Write out all records as given; omit images.

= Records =

----

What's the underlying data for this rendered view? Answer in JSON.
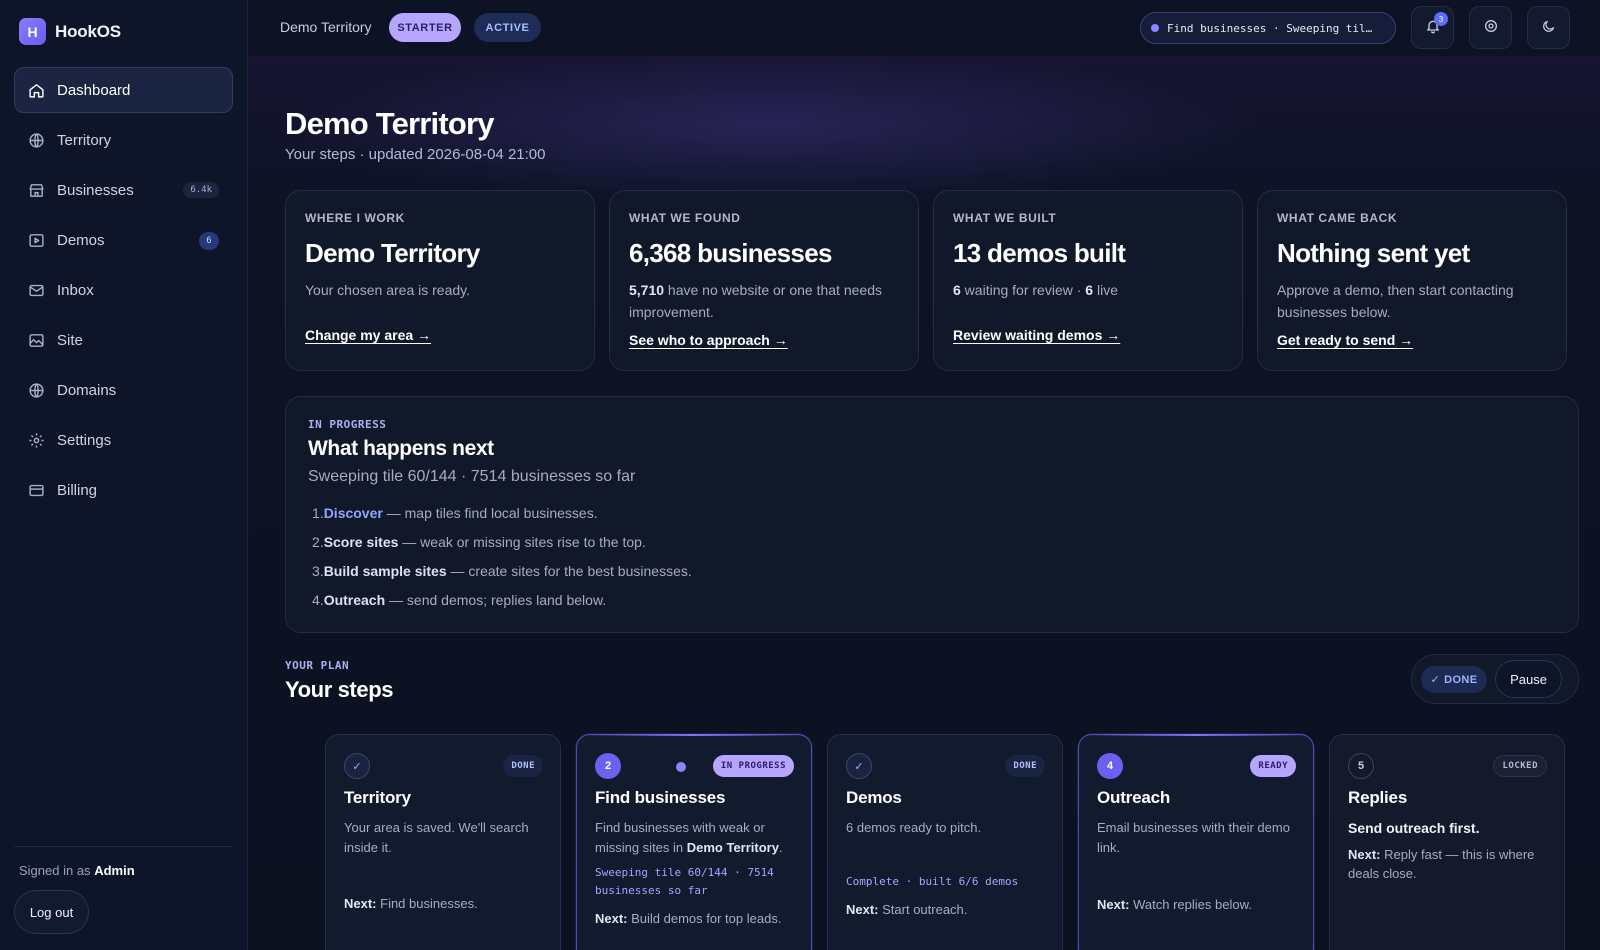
{
  "brand": {
    "logo_letter": "H",
    "name": "HookOS"
  },
  "sidebar": {
    "items": [
      {
        "label": "Dashboard",
        "icon": "home-icon",
        "active": true,
        "badge": ""
      },
      {
        "label": "Territory",
        "icon": "globe-icon",
        "active": false,
        "badge": ""
      },
      {
        "label": "Businesses",
        "icon": "store-icon",
        "active": false,
        "badge": "6.4k"
      },
      {
        "label": "Demos",
        "icon": "play-square-icon",
        "active": false,
        "badge": "6"
      },
      {
        "label": "Inbox",
        "icon": "mail-icon",
        "active": false,
        "badge": ""
      },
      {
        "label": "Site",
        "icon": "image-icon",
        "active": false,
        "badge": ""
      },
      {
        "label": "Domains",
        "icon": "globe-icon",
        "active": false,
        "badge": ""
      },
      {
        "label": "Settings",
        "icon": "gear-icon",
        "active": false,
        "badge": ""
      },
      {
        "label": "Billing",
        "icon": "card-icon",
        "active": false,
        "badge": ""
      }
    ],
    "signed_in_prefix": "Signed in as",
    "signed_in_user": "Admin",
    "logout_label": "Log out"
  },
  "topbar": {
    "crumb": "Demo Territory",
    "plan_pill": "STARTER",
    "status_pill": "ACTIVE",
    "job_status": "Find businesses · Sweeping til…",
    "notification_count": "3"
  },
  "header": {
    "title": "Demo Territory",
    "subtitle": "Your steps · updated 2026-08-04 21:00"
  },
  "stats": [
    {
      "label": "WHERE I WORK",
      "value": "Demo Territory",
      "desc_parts": [
        "Your chosen area is ready."
      ],
      "link": "Change my area →"
    },
    {
      "label": "WHAT WE FOUND",
      "value": "6,368 businesses",
      "desc_bold": "5,710",
      "desc_rest": " have no website or one that needs improvement.",
      "link": "See who to approach →"
    },
    {
      "label": "WHAT WE BUILT",
      "value": "13 demos built",
      "desc_bold_1": "6",
      "desc_mid": " waiting for review · ",
      "desc_bold_2": "6",
      "desc_end": " live",
      "link": "Review waiting demos →"
    },
    {
      "label": "WHAT CAME BACK",
      "value": "Nothing sent yet",
      "desc": "Approve a demo, then start contacting businesses below.",
      "link": "Get ready to send →"
    }
  ],
  "progress": {
    "label": "IN PROGRESS",
    "title": "What happens next",
    "subtitle": "Sweeping tile 60/144 · 7514 businesses so far",
    "steps": [
      {
        "num": "1.",
        "name": "Discover",
        "desc": " — map tiles find local businesses."
      },
      {
        "num": "2.",
        "name": "Score sites",
        "desc": " — weak or missing sites rise to the top."
      },
      {
        "num": "3.",
        "name": "Build sample sites",
        "desc": " — create sites for the best businesses."
      },
      {
        "num": "4.",
        "name": "Outreach",
        "desc": " — send demos; replies land below."
      }
    ]
  },
  "plan": {
    "label": "YOUR PLAN",
    "title": "Your steps",
    "done_label": "DONE",
    "pause_label": "Pause"
  },
  "step_cards": [
    {
      "num": "✓",
      "status": "DONE",
      "title": "Territory",
      "desc": "Your area is saved. We'll search inside it.",
      "next_label": "Next:",
      "next": " Find businesses."
    },
    {
      "num": "2",
      "status": "IN PROGRESS",
      "title": "Find businesses",
      "desc_start": "Find businesses with weak or missing sites in ",
      "desc_bold": "Demo Territory",
      "desc_end": ".",
      "mono": "Sweeping tile 60/144 · 7514 businesses so far",
      "next_label": "Next:",
      "next": " Build demos for top leads."
    },
    {
      "num": "✓",
      "status": "DONE",
      "title": "Demos",
      "desc": "6 demos ready to pitch.",
      "mono": "Complete · built 6/6 demos",
      "next_label": "Next:",
      "next": " Start outreach."
    },
    {
      "num": "4",
      "status": "READY",
      "title": "Outreach",
      "desc": "Email businesses with their demo link.",
      "next_label": "Next:",
      "next": " Watch replies below."
    },
    {
      "num": "5",
      "status": "LOCKED",
      "title": "Replies",
      "desc": "Send outreach first.",
      "next_label": "Next:",
      "next": " Reply fast — this is where deals close."
    }
  ]
}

----

= Solution for this exercise =
What's the underlying data for this rendered view? Answer in JSON.
{
  "brand": {
    "logo_letter": "H",
    "name": "HookOS"
  },
  "sidebar": {
    "items": [
      {
        "label": "Dashboard",
        "icon": "home-icon",
        "active": true,
        "badge": ""
      },
      {
        "label": "Territory",
        "icon": "globe-icon",
        "active": false,
        "badge": ""
      },
      {
        "label": "Businesses",
        "icon": "store-icon",
        "active": false,
        "badge": "6.4k"
      },
      {
        "label": "Demos",
        "icon": "play-square-icon",
        "active": false,
        "badge": "6"
      },
      {
        "label": "Inbox",
        "icon": "mail-icon",
        "active": false,
        "badge": ""
      },
      {
        "label": "Site",
        "icon": "image-icon",
        "active": false,
        "badge": ""
      },
      {
        "label": "Domains",
        "icon": "globe-icon",
        "active": false,
        "badge": ""
      },
      {
        "label": "Settings",
        "icon": "gear-icon",
        "active": false,
        "badge": ""
      },
      {
        "label": "Billing",
        "icon": "card-icon",
        "active": false,
        "badge": ""
      }
    ],
    "signed_in_prefix": "Signed in as",
    "signed_in_user": "Admin",
    "logout_label": "Log out"
  },
  "topbar": {
    "crumb": "Demo Territory",
    "plan_pill": "STARTER",
    "status_pill": "ACTIVE",
    "job_status": "Find businesses · Sweeping til…",
    "notification_count": "3"
  },
  "header": {
    "title": "Demo Territory",
    "subtitle": "Your steps · updated 2026-08-04 21:00"
  },
  "stats": [
    {
      "label": "WHERE I WORK",
      "value": "Demo Territory",
      "desc_parts": [
        "Your chosen area is ready."
      ],
      "link": "Change my area →"
    },
    {
      "label": "WHAT WE FOUND",
      "value": "6,368 businesses",
      "desc_bold": "5,710",
      "desc_rest": " have no website or one that needs improvement.",
      "link": "See who to approach →"
    },
    {
      "label": "WHAT WE BUILT",
      "value": "13 demos built",
      "desc_bold_1": "6",
      "desc_mid": " waiting for review · ",
      "desc_bold_2": "6",
      "desc_end": " live",
      "link": "Review waiting demos →"
    },
    {
      "label": "WHAT CAME BACK",
      "value": "Nothing sent yet",
      "desc": "Approve a demo, then start contacting businesses below.",
      "link": "Get ready to send →"
    }
  ],
  "progress": {
    "label": "IN PROGRESS",
    "title": "What happens next",
    "subtitle": "Sweeping tile 60/144 · 7514 businesses so far",
    "steps": [
      {
        "num": "1.",
        "name": "Discover",
        "desc": " — map tiles find local businesses."
      },
      {
        "num": "2.",
        "name": "Score sites",
        "desc": " — weak or missing sites rise to the top."
      },
      {
        "num": "3.",
        "name": "Build sample sites",
        "desc": " — create sites for the best businesses."
      },
      {
        "num": "4.",
        "name": "Outreach",
        "desc": " — send demos; replies land below."
      }
    ]
  },
  "plan": {
    "label": "YOUR PLAN",
    "title": "Your steps",
    "done_label": "DONE",
    "pause_label": "Pause"
  },
  "step_cards": [
    {
      "num": "✓",
      "status": "DONE",
      "title": "Territory",
      "desc": "Your area is saved. We'll search inside it.",
      "next_label": "Next:",
      "next": " Find businesses."
    },
    {
      "num": "2",
      "status": "IN PROGRESS",
      "title": "Find businesses",
      "desc_start": "Find businesses with weak or missing sites in ",
      "desc_bold": "Demo Territory",
      "desc_end": ".",
      "mono": "Sweeping tile 60/144 · 7514 businesses so far",
      "next_label": "Next:",
      "next": " Build demos for top leads."
    },
    {
      "num": "✓",
      "status": "DONE",
      "title": "Demos",
      "desc": "6 demos ready to pitch.",
      "mono": "Complete · built 6/6 demos",
      "next_label": "Next:",
      "next": " Start outreach."
    },
    {
      "num": "4",
      "status": "READY",
      "title": "Outreach",
      "desc": "Email businesses with their demo link.",
      "next_label": "Next:",
      "next": " Watch replies below."
    },
    {
      "num": "5",
      "status": "LOCKED",
      "title": "Replies",
      "desc": "Send outreach first.",
      "next_label": "Next:",
      "next": " Reply fast — this is where deals close."
    }
  ]
}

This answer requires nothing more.